>> Start

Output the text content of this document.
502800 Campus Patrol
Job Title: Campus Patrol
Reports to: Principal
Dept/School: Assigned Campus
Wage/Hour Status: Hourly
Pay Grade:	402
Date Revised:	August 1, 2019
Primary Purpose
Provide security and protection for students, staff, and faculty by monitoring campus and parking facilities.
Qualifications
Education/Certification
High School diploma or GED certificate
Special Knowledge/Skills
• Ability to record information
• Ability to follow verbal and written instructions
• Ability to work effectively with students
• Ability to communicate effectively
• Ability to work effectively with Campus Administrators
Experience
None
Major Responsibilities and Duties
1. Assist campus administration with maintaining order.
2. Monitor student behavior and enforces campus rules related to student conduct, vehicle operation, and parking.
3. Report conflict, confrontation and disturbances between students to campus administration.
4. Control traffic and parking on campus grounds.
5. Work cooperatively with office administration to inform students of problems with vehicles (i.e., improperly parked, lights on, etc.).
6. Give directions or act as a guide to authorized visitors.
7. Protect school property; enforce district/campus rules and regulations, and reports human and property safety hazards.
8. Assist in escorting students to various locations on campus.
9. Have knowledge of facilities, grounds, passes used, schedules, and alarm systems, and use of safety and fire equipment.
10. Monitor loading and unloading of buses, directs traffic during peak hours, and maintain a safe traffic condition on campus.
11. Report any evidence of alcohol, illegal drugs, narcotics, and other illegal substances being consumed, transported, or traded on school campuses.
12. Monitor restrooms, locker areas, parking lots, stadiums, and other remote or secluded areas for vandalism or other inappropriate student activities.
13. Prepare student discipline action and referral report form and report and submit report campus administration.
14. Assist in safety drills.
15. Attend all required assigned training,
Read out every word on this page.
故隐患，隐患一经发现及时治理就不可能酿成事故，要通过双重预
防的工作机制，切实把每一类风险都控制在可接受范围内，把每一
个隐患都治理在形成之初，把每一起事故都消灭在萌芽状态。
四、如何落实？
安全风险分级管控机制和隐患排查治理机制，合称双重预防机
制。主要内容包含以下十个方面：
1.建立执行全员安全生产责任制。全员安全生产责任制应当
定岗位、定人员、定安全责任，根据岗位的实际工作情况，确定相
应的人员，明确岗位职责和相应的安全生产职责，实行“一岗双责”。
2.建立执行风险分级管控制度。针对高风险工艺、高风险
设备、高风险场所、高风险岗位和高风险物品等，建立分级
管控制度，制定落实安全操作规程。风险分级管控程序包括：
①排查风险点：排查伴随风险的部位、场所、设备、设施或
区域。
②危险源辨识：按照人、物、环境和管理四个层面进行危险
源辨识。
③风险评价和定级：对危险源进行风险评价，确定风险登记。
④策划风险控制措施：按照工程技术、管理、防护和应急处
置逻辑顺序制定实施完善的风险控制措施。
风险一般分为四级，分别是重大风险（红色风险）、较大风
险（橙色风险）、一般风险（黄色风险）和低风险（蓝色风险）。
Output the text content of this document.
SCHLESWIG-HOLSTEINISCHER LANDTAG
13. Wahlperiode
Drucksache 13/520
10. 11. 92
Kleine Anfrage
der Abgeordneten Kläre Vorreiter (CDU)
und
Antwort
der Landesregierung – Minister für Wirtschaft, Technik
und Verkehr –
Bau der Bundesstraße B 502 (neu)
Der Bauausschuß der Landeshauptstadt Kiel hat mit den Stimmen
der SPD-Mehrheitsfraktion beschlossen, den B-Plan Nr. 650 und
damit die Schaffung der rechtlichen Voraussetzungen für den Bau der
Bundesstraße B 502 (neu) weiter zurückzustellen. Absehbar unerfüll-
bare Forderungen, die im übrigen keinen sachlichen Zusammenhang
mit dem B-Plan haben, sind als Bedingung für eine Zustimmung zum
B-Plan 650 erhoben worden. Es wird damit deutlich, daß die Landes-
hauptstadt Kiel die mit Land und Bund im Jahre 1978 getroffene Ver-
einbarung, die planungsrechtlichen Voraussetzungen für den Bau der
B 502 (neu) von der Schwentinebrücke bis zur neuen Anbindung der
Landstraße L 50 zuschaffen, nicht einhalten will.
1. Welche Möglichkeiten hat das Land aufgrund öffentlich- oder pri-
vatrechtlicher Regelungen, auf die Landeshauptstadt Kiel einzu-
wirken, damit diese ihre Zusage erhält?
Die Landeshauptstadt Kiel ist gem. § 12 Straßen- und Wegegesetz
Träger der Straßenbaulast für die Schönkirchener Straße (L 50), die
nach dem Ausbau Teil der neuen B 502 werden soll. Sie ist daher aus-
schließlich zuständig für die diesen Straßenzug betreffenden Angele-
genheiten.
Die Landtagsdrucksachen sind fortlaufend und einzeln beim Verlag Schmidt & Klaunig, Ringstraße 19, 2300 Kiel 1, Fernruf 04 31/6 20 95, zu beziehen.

>> End

TO BE DONE | Set down every record above exactly as given.

WRITTEN SOLUTION |
Output the text content of this document.
502800 Campus Patrol
Job Title: Campus Patrol
Reports to: Principal
Dept/School: Assigned Campus
Wage/Hour Status: Hourly
Pay Grade:	402
Date Revised:	August 1, 2019
Primary Purpose
Provide security and protection for students, staff, and faculty by monitoring campus and parking facilities.
Qualifications
Education/Certification
High School diploma or GED certificate
Special Knowledge/Skills
• Ability to record information
• Ability to follow verbal and written instructions
• Ability to work effectively with students
• Ability to communicate effectively
• Ability to work effectively with Campus Administrators
Experience
None
Major Responsibilities and Duties
1. Assist campus administration with maintaining order.
2. Monitor student behavior and enforces campus rules related to student conduct, vehicle operation, and parking.
3. Report conflict, confrontation and disturbances between students to campus administration.
4. Control traffic and parking on campus grounds.
5. Work cooperatively with office administration to inform students of problems with vehicles (i.e., improperly parked, lights on, etc.).
6. Give directions or act as a guide to authorized visitors.
7. Protect school property; enforce district/campus rules and regulations, and reports human and property safety hazards.
8. Assist in escorting students to various locations on campus.
9. Have knowledge of facilities, grounds, passes used, schedules, and alarm systems, and use of safety and fire equipment.
10. Monitor loading and unloading of buses, directs traffic during peak hours, and maintain a safe traffic condition on campus.
11. Report any evidence of alcohol, illegal drugs, narcotics, and other illegal substances being consumed, transported, or traded on school campuses.
12. Monitor restrooms, locker areas, parking lots, stadiums, and other remote or secluded areas for vandalism or other inappropriate student activities.
13. Prepare student discipline action and referral report form and report and submit report campus administration.
14. Assist in safety drills.
15. Attend all required assigned training,
Read out every word on this page.
故隐患，隐患一经发现及时治理就不可能酿成事故，要通过双重预
防的工作机制，切实把每一类风险都控制在可接受范围内，把每一
个隐患都治理在形成之初，把每一起事故都消灭在萌芽状态。
四、如何落实？
安全风险分级管控机制和隐患排查治理机制，合称双重预防机
制。主要内容包含以下十个方面：
1.建立执行全员安全生产责任制。全员安全生产责任制应当
定岗位、定人员、定安全责任，根据岗位的实际工作情况，确定相
应的人员，明确岗位职责和相应的安全生产职责，实行“一岗双责”。
2.建立执行风险分级管控制度。针对高风险工艺、高风险
设备、高风险场所、高风险岗位和高风险物品等，建立分级
管控制度，制定落实安全操作规程。风险分级管控程序包括：
①排查风险点：排查伴随风险的部位、场所、设备、设施或
区域。
②危险源辨识：按照人、物、环境和管理四个层面进行危险
源辨识。
③风险评价和定级：对危险源进行风险评价，确定风险登记。
④策划风险控制措施：按照工程技术、管理、防护和应急处
置逻辑顺序制定实施完善的风险控制措施。
风险一般分为四级，分别是重大风险（红色风险）、较大风
险（橙色风险）、一般风险（黄色风险）和低风险（蓝色风险）。
Output the text content of this document.
SCHLESWIG-HOLSTEINISCHER LANDTAG
13. Wahlperiode
Drucksache 13/520
10. 11. 92
Kleine Anfrage
der Abgeordneten Kläre Vorreiter (CDU)
und
Antwort
der Landesregierung – Minister für Wirtschaft, Technik
und Verkehr –
Bau der Bundesstraße B 502 (neu)
Der Bauausschuß der Landeshauptstadt Kiel hat mit den Stimmen
der SPD-Mehrheitsfraktion beschlossen, den B-Plan Nr. 650 und
damit die Schaffung der rechtlichen Voraussetzungen für den Bau der
Bundesstraße B 502 (neu) weiter zurückzustellen. Absehbar unerfüll-
bare Forderungen, die im übrigen keinen sachlichen Zusammenhang
mit dem B-Plan haben, sind als Bedingung für eine Zustimmung zum
B-Plan 650 erhoben worden. Es wird damit deutlich, daß die Landes-
hauptstadt Kiel die mit Land und Bund im Jahre 1978 getroffene Ver-
einbarung, die planungsrechtlichen Voraussetzungen für den Bau der
B 502 (neu) von der Schwentinebrücke bis zur neuen Anbindung der
Landstraße L 50 zuschaffen, nicht einhalten will.
1. Welche Möglichkeiten hat das Land aufgrund öffentlich- oder pri-
vatrechtlicher Regelungen, auf die Landeshauptstadt Kiel einzu-
wirken, damit diese ihre Zusage erhält?
Die Landeshauptstadt Kiel ist gem. § 12 Straßen- und Wegegesetz
Träger der Straßenbaulast für die Schönkirchener Straße (L 50), die
nach dem Ausbau Teil der neuen B 502 werden soll. Sie ist daher aus-
schließlich zuständig für die diesen Straßenzug betreffenden Angele-
genheiten.
Die Landtagsdrucksachen sind fortlaufend und einzeln beim Verlag Schmidt & Klaunig, Ringstraße 19, 2300 Kiel 1, Fernruf 04 31/6 20 95, zu beziehen.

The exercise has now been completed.